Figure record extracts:
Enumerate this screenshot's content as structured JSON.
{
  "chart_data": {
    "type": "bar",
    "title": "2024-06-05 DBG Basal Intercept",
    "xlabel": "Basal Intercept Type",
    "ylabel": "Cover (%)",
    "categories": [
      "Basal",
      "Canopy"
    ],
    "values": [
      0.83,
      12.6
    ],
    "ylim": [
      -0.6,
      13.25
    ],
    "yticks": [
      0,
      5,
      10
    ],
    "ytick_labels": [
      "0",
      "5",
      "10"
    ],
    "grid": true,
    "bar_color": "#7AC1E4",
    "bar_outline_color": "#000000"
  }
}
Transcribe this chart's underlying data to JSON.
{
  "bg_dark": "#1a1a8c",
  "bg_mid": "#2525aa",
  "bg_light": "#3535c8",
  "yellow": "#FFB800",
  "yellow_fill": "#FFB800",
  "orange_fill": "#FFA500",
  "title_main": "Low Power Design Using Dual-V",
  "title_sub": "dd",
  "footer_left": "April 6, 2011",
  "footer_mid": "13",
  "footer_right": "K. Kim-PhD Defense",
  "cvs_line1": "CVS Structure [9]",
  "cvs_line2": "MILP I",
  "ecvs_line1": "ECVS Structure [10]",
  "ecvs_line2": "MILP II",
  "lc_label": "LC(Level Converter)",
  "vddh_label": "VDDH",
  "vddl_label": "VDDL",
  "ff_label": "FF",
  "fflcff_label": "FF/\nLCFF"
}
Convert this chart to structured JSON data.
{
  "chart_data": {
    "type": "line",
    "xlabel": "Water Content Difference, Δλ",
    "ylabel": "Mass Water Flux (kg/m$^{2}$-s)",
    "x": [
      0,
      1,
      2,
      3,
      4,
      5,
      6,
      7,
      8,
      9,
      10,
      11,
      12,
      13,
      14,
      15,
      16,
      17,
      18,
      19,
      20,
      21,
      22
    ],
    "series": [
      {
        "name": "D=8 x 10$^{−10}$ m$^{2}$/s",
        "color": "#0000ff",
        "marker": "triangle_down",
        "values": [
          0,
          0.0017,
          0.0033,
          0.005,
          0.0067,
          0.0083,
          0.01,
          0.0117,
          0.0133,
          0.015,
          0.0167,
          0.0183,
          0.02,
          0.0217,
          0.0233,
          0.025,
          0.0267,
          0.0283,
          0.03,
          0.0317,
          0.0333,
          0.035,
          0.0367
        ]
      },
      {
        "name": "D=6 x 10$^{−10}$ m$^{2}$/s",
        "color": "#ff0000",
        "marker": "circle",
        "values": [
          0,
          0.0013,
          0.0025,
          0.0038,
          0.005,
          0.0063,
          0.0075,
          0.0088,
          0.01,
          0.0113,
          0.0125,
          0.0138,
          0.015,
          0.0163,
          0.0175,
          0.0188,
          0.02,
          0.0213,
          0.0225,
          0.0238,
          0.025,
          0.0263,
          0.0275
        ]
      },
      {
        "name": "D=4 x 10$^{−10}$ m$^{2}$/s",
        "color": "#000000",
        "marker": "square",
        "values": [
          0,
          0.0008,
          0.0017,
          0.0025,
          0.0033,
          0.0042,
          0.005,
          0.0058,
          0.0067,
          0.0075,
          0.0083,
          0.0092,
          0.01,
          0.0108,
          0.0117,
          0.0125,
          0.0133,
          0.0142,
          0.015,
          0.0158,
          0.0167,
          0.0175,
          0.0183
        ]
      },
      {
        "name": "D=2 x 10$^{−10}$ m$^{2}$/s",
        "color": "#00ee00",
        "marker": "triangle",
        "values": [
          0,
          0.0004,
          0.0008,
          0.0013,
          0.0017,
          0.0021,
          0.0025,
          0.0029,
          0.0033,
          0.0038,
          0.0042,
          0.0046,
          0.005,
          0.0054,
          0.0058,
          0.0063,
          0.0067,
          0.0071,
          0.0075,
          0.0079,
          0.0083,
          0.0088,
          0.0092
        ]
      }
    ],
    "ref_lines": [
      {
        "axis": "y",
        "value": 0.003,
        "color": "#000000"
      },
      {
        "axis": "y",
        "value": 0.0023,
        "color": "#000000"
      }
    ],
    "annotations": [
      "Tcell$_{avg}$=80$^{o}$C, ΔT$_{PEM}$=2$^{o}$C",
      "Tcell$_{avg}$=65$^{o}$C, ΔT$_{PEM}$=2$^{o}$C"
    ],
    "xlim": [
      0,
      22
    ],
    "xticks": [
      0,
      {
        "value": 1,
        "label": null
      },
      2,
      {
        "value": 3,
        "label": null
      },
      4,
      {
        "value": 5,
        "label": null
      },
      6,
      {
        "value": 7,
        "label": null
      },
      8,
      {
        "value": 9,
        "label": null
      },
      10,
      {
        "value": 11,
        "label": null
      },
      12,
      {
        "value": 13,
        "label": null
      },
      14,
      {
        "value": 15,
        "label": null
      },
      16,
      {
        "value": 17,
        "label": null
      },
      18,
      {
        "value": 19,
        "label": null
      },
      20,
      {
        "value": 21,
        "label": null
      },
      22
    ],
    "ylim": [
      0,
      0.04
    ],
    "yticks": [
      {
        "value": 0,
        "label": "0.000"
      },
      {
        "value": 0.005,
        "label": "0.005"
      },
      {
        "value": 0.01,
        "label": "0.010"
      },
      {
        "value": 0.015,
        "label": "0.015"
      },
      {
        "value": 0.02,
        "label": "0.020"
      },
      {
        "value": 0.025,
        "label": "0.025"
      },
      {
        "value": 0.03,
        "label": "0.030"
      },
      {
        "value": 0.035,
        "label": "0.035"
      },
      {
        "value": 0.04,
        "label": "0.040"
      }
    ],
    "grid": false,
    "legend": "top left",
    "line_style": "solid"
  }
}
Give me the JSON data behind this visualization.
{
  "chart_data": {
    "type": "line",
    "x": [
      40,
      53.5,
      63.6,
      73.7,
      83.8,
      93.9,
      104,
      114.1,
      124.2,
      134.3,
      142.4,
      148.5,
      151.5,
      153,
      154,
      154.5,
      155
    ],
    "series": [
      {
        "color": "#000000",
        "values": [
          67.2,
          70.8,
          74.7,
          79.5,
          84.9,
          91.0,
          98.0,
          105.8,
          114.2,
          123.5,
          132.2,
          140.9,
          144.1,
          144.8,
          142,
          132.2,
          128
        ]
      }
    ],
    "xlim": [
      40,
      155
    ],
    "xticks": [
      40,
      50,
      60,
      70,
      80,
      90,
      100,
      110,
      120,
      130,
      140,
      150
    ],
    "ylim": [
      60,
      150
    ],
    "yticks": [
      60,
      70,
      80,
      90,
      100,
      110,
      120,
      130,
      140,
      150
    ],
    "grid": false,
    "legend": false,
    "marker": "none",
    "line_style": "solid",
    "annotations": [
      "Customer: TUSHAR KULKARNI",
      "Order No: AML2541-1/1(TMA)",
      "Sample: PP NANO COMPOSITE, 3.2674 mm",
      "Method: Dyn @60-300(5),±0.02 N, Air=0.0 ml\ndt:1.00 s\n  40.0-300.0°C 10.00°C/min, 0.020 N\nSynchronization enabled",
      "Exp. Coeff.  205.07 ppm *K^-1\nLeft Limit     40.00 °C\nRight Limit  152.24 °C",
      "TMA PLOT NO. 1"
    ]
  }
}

TASK INSTRUCTIONS -> Using the listing above, reproduce each line without omission.

RESULT OF THE EXERCISE ->
Enumerate this screenshot's content as structured JSON.
{
  "chart_data": {
    "type": "bar",
    "title": "2024-06-05 DBG Basal Intercept",
    "xlabel": "Basal Intercept Type",
    "ylabel": "Cover (%)",
    "categories": [
      "Basal",
      "Canopy"
    ],
    "values": [
      0.83,
      12.6
    ],
    "ylim": [
      -0.6,
      13.25
    ],
    "yticks": [
      0,
      5,
      10
    ],
    "ytick_labels": [
      "0",
      "5",
      "10"
    ],
    "grid": true,
    "bar_color": "#7AC1E4",
    "bar_outline_color": "#000000"
  }
}
Transcribe this chart's underlying data to JSON.
{
  "bg_dark": "#1a1a8c",
  "bg_mid": "#2525aa",
  "bg_light": "#3535c8",
  "yellow": "#FFB800",
  "yellow_fill": "#FFB800",
  "orange_fill": "#FFA500",
  "title_main": "Low Power Design Using Dual-V",
  "title_sub": "dd",
  "footer_left": "April 6, 2011",
  "footer_mid": "13",
  "footer_right": "K. Kim-PhD Defense",
  "cvs_line1": "CVS Structure [9]",
  "cvs_line2": "MILP I",
  "ecvs_line1": "ECVS Structure [10]",
  "ecvs_line2": "MILP II",
  "lc_label": "LC(Level Converter)",
  "vddh_label": "VDDH",
  "vddl_label": "VDDL",
  "ff_label": "FF",
  "fflcff_label": "FF/\nLCFF"
}
Convert this chart to structured JSON data.
{
  "chart_data": {
    "type": "line",
    "xlabel": "Water Content Difference, Δλ",
    "ylabel": "Mass Water Flux (kg/m$^{2}$-s)",
    "x": [
      0,
      1,
      2,
      3,
      4,
      5,
      6,
      7,
      8,
      9,
      10,
      11,
      12,
      13,
      14,
      15,
      16,
      17,
      18,
      19,
      20,
      21,
      22
    ],
    "series": [
      {
        "name": "D=8 x 10$^{−10}$ m$^{2}$/s",
        "color": "#0000ff",
        "marker": "triangle_down",
        "values": [
          0,
          0.0017,
          0.0033,
          0.005,
          0.0067,
          0.0083,
          0.01,
          0.0117,
          0.0133,
          0.015,
          0.0167,
          0.0183,
          0.02,
          0.0217,
          0.0233,
          0.025,
          0.0267,
          0.0283,
          0.03,
          0.0317,
          0.0333,
          0.035,
          0.0367
        ]
      },
      {
        "name": "D=6 x 10$^{−10}$ m$^{2}$/s",
        "color": "#ff0000",
        "marker": "circle",
        "values": [
          0,
          0.0013,
          0.0025,
          0.0038,
          0.005,
          0.0063,
          0.0075,
          0.0088,
          0.01,
          0.0113,
          0.0125,
          0.0138,
          0.015,
          0.0163,
          0.0175,
          0.0188,
          0.02,
          0.0213,
          0.0225,
          0.0238,
          0.025,
          0.0263,
          0.0275
        ]
      },
      {
        "name": "D=4 x 10$^{−10}$ m$^{2}$/s",
        "color": "#000000",
        "marker": "square",
        "values": [
          0,
          0.0008,
          0.0017,
          0.0025,
          0.0033,
          0.0042,
          0.005,
          0.0058,
          0.0067,
          0.0075,
          0.0083,
          0.0092,
          0.01,
          0.0108,
          0.0117,
          0.0125,
          0.0133,
          0.0142,
          0.015,
          0.0158,
          0.0167,
          0.0175,
          0.0183
        ]
      },
      {
        "name": "D=2 x 10$^{−10}$ m$^{2}$/s",
        "color": "#00ee00",
        "marker": "triangle",
        "values": [
          0,
          0.0004,
          0.0008,
          0.0013,
          0.0017,
          0.0021,
          0.0025,
          0.0029,
          0.0033,
          0.0038,
          0.0042,
          0.0046,
          0.005,
          0.0054,
          0.0058,
          0.0063,
          0.0067,
          0.0071,
          0.0075,
          0.0079,
          0.0083,
          0.0088,
          0.0092
        ]
      }
    ],
    "ref_lines": [
      {
        "axis": "y",
        "value": 0.003,
        "color": "#000000"
      },
      {
        "axis": "y",
        "value": 0.0023,
        "color": "#000000"
      }
    ],
    "annotations": [
      "Tcell$_{avg}$=80$^{o}$C, ΔT$_{PEM}$=2$^{o}$C",
      "Tcell$_{avg}$=65$^{o}$C, ΔT$_{PEM}$=2$^{o}$C"
    ],
    "xlim": [
      0,
      22
    ],
    "xticks": [
      0,
      {
        "value": 1,
        "label": null
      },
      2,
      {
        "value": 3,
        "label": null
      },
      4,
      {
        "value": 5,
        "label": null
      },
      6,
      {
        "value": 7,
        "label": null
      },
      8,
      {
        "value": 9,
        "label": null
      },
      10,
      {
        "value": 11,
        "label": null
      },
      12,
      {
        "value": 13,
        "label": null
      },
      14,
      {
        "value": 15,
        "label": null
      },
      16,
      {
        "value": 17,
        "label": null
      },
      18,
      {
        "value": 19,
        "label": null
      },
      20,
      {
        "value": 21,
        "label": null
      },
      22
    ],
    "ylim": [
      0,
      0.04
    ],
    "yticks": [
      {
        "value": 0,
        "label": "0.000"
      },
      {
        "value": 0.005,
        "label": "0.005"
      },
      {
        "value": 0.01,
        "label": "0.010"
      },
      {
        "value": 0.015,
        "label": "0.015"
      },
      {
        "value": 0.02,
        "label": "0.020"
      },
      {
        "value": 0.025,
        "label": "0.025"
      },
      {
        "value": 0.03,
        "label": "0.030"
      },
      {
        "value": 0.035,
        "label": "0.035"
      },
      {
        "value": 0.04,
        "label": "0.040"
      }
    ],
    "grid": false,
    "legend": "top left",
    "line_style": "solid"
  }
}
Give me the JSON data behind this visualization.
{
  "chart_data": {
    "type": "line",
    "x": [
      40,
      53.5,
      63.6,
      73.7,
      83.8,
      93.9,
      104,
      114.1,
      124.2,
      134.3,
      142.4,
      148.5,
      151.5,
      153,
      154,
      154.5,
      155
    ],
    "series": [
      {
        "color": "#000000",
        "values": [
          67.2,
          70.8,
          74.7,
          79.5,
          84.9,
          91.0,
          98.0,
          105.8,
          114.2,
          123.5,
          132.2,
          140.9,
          144.1,
          144.8,
          142,
          132.2,
          128
        ]
      }
    ],
    "xlim": [
      40,
      155
    ],
    "xticks": [
      40,
      50,
      60,
      70,
      80,
      90,
      100,
      110,
      120,
      130,
      140,
      150
    ],
    "ylim": [
      60,
      150
    ],
    "yticks": [
      60,
      70,
      80,
      90,
      100,
      110,
      120,
      130,
      140,
      150
    ],
    "grid": false,
    "legend": false,
    "marker": "none",
    "line_style": "solid",
    "annotations": [
      "Customer: TUSHAR KULKARNI",
      "Order No: AML2541-1/1(TMA)",
      "Sample: PP NANO COMPOSITE, 3.2674 mm",
      "Method: Dyn @60-300(5),±0.02 N, Air=0.0 ml\ndt:1.00 s\n  40.0-300.0°C 10.00°C/min, 0.020 N\nSynchronization enabled",
      "Exp. Coeff.  205.07 ppm *K^-1\nLeft Limit     40.00 °C\nRight Limit  152.24 °C",
      "TMA PLOT NO. 1"
    ]
  }
}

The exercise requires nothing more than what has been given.